■ **Exercise objective**
Return every record exactly as written.
--- start of Records for this exercise ---
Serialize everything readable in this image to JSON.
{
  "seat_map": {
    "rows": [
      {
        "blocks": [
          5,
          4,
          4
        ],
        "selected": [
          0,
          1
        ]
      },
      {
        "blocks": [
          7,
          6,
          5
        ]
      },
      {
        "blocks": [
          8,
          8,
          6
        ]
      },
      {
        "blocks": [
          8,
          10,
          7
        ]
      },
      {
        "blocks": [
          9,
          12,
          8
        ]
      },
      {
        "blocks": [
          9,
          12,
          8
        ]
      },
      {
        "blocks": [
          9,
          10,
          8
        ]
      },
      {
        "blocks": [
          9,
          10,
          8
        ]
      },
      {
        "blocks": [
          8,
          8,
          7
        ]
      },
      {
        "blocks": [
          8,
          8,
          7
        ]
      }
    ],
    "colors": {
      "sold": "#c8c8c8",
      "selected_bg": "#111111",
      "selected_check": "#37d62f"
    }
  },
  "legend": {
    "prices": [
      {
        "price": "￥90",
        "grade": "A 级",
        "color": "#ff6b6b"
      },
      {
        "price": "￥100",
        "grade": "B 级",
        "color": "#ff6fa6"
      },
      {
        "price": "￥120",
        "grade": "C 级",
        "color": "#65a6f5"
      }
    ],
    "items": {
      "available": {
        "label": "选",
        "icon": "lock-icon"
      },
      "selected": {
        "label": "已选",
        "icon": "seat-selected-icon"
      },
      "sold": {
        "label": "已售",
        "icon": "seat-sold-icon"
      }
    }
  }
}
--- end of Records for this exercise ---
■ **Solution for this exercise**
Serialize everything readable in this image to JSON.
{
  "seat_map": {
    "rows": [
      {
        "blocks": [
          5,
          4,
          4
        ],
        "selected": [
          0,
          1
        ]
      },
      {
        "blocks": [
          7,
          6,
          5
        ]
      },
      {
        "blocks": [
          8,
          8,
          6
        ]
      },
      {
        "blocks": [
          8,
          10,
          7
        ]
      },
      {
        "blocks": [
          9,
          12,
          8
        ]
      },
      {
        "blocks": [
          9,
          12,
          8
        ]
      },
      {
        "blocks": [
          9,
          10,
          8
        ]
      },
      {
        "blocks": [
          9,
          10,
          8
        ]
      },
      {
        "blocks": [
          8,
          8,
          7
        ]
      },
      {
        "blocks": [
          8,
          8,
          7
        ]
      }
    ],
    "colors": {
      "sold": "#c8c8c8",
      "selected_bg": "#111111",
      "selected_check": "#37d62f"
    }
  },
  "legend": {
    "prices": [
      {
        "price": "￥90",
        "grade": "A 级",
        "color": "#ff6b6b"
      },
      {
        "price": "￥100",
        "grade": "B 级",
        "color": "#ff6fa6"
      },
      {
        "price": "￥120",
        "grade": "C 级",
        "color": "#65a6f5"
      }
    ],
    "items": {
      "available": {
        "label": "选",
        "icon": "lock-icon"
      },
      "selected": {
        "label": "已选",
        "icon": "seat-selected-icon"
      },
      "sold": {
        "label": "已售",
        "icon": "seat-sold-icon"
      }
    }
  }
}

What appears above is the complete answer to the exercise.